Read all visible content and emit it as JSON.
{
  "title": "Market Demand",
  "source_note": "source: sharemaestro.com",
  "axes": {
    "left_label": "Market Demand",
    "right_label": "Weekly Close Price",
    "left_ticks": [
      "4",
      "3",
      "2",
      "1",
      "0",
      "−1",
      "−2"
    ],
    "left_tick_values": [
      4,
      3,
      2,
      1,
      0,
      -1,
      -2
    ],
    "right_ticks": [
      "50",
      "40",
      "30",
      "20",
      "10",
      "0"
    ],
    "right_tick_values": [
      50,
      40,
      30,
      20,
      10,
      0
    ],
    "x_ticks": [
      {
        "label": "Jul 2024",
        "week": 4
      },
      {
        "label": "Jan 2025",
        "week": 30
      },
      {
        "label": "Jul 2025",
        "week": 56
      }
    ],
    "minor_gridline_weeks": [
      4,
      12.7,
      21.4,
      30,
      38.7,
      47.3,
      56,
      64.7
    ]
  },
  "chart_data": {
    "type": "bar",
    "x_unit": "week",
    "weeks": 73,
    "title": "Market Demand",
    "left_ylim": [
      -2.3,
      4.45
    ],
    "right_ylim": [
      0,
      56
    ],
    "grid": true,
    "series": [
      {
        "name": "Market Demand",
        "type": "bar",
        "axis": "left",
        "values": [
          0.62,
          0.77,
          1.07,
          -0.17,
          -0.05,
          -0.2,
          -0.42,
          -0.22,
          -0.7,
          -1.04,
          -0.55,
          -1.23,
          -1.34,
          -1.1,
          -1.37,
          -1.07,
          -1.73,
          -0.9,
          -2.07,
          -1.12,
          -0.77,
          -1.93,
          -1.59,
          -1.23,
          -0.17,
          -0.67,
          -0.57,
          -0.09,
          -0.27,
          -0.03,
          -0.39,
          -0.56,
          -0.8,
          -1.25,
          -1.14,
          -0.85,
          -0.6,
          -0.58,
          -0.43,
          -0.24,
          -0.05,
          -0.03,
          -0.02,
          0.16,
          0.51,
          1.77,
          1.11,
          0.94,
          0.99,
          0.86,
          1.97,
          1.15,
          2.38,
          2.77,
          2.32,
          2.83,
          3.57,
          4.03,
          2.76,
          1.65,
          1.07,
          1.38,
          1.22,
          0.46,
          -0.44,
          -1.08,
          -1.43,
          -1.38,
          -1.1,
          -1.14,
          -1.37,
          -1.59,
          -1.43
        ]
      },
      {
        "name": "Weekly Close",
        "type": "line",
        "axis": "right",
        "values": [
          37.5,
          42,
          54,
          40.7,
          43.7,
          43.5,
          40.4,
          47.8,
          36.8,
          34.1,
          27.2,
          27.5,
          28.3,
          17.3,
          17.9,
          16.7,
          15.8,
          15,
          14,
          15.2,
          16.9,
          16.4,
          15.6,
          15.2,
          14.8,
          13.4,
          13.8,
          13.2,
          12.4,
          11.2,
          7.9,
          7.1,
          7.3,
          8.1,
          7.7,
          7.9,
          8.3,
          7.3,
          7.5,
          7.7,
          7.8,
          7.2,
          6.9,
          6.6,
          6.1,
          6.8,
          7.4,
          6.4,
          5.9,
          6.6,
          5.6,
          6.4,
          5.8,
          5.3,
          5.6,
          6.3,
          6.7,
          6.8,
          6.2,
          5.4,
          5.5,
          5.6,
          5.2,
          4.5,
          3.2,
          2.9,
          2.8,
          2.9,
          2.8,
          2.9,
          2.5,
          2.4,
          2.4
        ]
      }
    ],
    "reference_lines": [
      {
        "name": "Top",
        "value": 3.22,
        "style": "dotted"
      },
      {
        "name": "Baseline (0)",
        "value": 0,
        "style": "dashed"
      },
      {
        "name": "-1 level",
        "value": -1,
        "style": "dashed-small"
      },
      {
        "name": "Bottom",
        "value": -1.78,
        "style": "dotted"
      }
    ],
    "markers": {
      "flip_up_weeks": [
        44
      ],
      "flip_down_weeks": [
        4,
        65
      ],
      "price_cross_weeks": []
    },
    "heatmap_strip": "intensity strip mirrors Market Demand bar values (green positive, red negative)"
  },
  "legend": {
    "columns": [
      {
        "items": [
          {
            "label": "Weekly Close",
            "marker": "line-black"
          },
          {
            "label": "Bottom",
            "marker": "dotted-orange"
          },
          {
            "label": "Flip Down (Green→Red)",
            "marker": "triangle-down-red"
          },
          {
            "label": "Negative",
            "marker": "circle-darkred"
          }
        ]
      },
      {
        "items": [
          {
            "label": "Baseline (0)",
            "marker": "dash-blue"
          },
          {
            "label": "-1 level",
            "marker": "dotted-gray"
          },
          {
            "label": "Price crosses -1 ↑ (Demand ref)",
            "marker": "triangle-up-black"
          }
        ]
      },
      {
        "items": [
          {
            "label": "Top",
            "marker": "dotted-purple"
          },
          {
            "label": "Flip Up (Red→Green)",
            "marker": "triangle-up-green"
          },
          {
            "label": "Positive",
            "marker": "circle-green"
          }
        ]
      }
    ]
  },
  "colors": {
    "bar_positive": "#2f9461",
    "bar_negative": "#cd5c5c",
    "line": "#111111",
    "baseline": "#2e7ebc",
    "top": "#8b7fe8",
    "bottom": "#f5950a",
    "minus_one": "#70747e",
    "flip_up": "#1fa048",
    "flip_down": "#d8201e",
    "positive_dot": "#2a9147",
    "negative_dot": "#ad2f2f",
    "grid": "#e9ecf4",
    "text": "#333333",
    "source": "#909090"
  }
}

◆ ◆ ◆

WORK INSTRUCTIONS → Go through the entries and repeat each one exactly.

ANSWER TO THE PROBLEM →
Read all visible content and emit it as JSON.
{
  "title": "Market Demand",
  "source_note": "source: sharemaestro.com",
  "axes": {
    "left_label": "Market Demand",
    "right_label": "Weekly Close Price",
    "left_ticks": [
      "4",
      "3",
      "2",
      "1",
      "0",
      "−1",
      "−2"
    ],
    "left_tick_values": [
      4,
      3,
      2,
      1,
      0,
      -1,
      -2
    ],
    "right_ticks": [
      "50",
      "40",
      "30",
      "20",
      "10",
      "0"
    ],
    "right_tick_values": [
      50,
      40,
      30,
      20,
      10,
      0
    ],
    "x_ticks": [
      {
        "label": "Jul 2024",
        "week": 4
      },
      {
        "label": "Jan 2025",
        "week": 30
      },
      {
        "label": "Jul 2025",
        "week": 56
      }
    ],
    "minor_gridline_weeks": [
      4,
      12.7,
      21.4,
      30,
      38.7,
      47.3,
      56,
      64.7
    ]
  },
  "chart_data": {
    "type": "bar",
    "x_unit": "week",
    "weeks": 73,
    "title": "Market Demand",
    "left_ylim": [
      -2.3,
      4.45
    ],
    "right_ylim": [
      0,
      56
    ],
    "grid": true,
    "series": [
      {
        "name": "Market Demand",
        "type": "bar",
        "axis": "left",
        "values": [
          0.62,
          0.77,
          1.07,
          -0.17,
          -0.05,
          -0.2,
          -0.42,
          -0.22,
          -0.7,
          -1.04,
          -0.55,
          -1.23,
          -1.34,
          -1.1,
          -1.37,
          -1.07,
          -1.73,
          -0.9,
          -2.07,
          -1.12,
          -0.77,
          -1.93,
          -1.59,
          -1.23,
          -0.17,
          -0.67,
          -0.57,
          -0.09,
          -0.27,
          -0.03,
          -0.39,
          -0.56,
          -0.8,
          -1.25,
          -1.14,
          -0.85,
          -0.6,
          -0.58,
          -0.43,
          -0.24,
          -0.05,
          -0.03,
          -0.02,
          0.16,
          0.51,
          1.77,
          1.11,
          0.94,
          0.99,
          0.86,
          1.97,
          1.15,
          2.38,
          2.77,
          2.32,
          2.83,
          3.57,
          4.03,
          2.76,
          1.65,
          1.07,
          1.38,
          1.22,
          0.46,
          -0.44,
          -1.08,
          -1.43,
          -1.38,
          -1.1,
          -1.14,
          -1.37,
          -1.59,
          -1.43
        ]
      },
      {
        "name": "Weekly Close",
        "type": "line",
        "axis": "right",
        "values": [
          37.5,
          42,
          54,
          40.7,
          43.7,
          43.5,
          40.4,
          47.8,
          36.8,
          34.1,
          27.2,
          27.5,
          28.3,
          17.3,
          17.9,
          16.7,
          15.8,
          15,
          14,
          15.2,
          16.9,
          16.4,
          15.6,
          15.2,
          14.8,
          13.4,
          13.8,
          13.2,
          12.4,
          11.2,
          7.9,
          7.1,
          7.3,
          8.1,
          7.7,
          7.9,
          8.3,
          7.3,
          7.5,
          7.7,
          7.8,
          7.2,
          6.9,
          6.6,
          6.1,
          6.8,
          7.4,
          6.4,
          5.9,
          6.6,
          5.6,
          6.4,
          5.8,
          5.3,
          5.6,
          6.3,
          6.7,
          6.8,
          6.2,
          5.4,
          5.5,
          5.6,
          5.2,
          4.5,
          3.2,
          2.9,
          2.8,
          2.9,
          2.8,
          2.9,
          2.5,
          2.4,
          2.4
        ]
      }
    ],
    "reference_lines": [
      {
        "name": "Top",
        "value": 3.22,
        "style": "dotted"
      },
      {
        "name": "Baseline (0)",
        "value": 0,
        "style": "dashed"
      },
      {
        "name": "-1 level",
        "value": -1,
        "style": "dashed-small"
      },
      {
        "name": "Bottom",
        "value": -1.78,
        "style": "dotted"
      }
    ],
    "markers": {
      "flip_up_weeks": [
        44
      ],
      "flip_down_weeks": [
        4,
        65
      ],
      "price_cross_weeks": []
    },
    "heatmap_strip": "intensity strip mirrors Market Demand bar values (green positive, red negative)"
  },
  "legend": {
    "columns": [
      {
        "items": [
          {
            "label": "Weekly Close",
            "marker": "line-black"
          },
          {
            "label": "Bottom",
            "marker": "dotted-orange"
          },
          {
            "label": "Flip Down (Green→Red)",
            "marker": "triangle-down-red"
          },
          {
            "label": "Negative",
            "marker": "circle-darkred"
          }
        ]
      },
      {
        "items": [
          {
            "label": "Baseline (0)",
            "marker": "dash-blue"
          },
          {
            "label": "-1 level",
            "marker": "dotted-gray"
          },
          {
            "label": "Price crosses -1 ↑ (Demand ref)",
            "marker": "triangle-up-black"
          }
        ]
      },
      {
        "items": [
          {
            "label": "Top",
            "marker": "dotted-purple"
          },
          {
            "label": "Flip Up (Red→Green)",
            "marker": "triangle-up-green"
          },
          {
            "label": "Positive",
            "marker": "circle-green"
          }
        ]
      }
    ]
  },
  "colors": {
    "bar_positive": "#2f9461",
    "bar_negative": "#cd5c5c",
    "line": "#111111",
    "baseline": "#2e7ebc",
    "top": "#8b7fe8",
    "bottom": "#f5950a",
    "minus_one": "#70747e",
    "flip_up": "#1fa048",
    "flip_down": "#d8201e",
    "positive_dot": "#2a9147",
    "negative_dot": "#ad2f2f",
    "grid": "#e9ecf4",
    "text": "#333333",
    "source": "#909090"
  }
}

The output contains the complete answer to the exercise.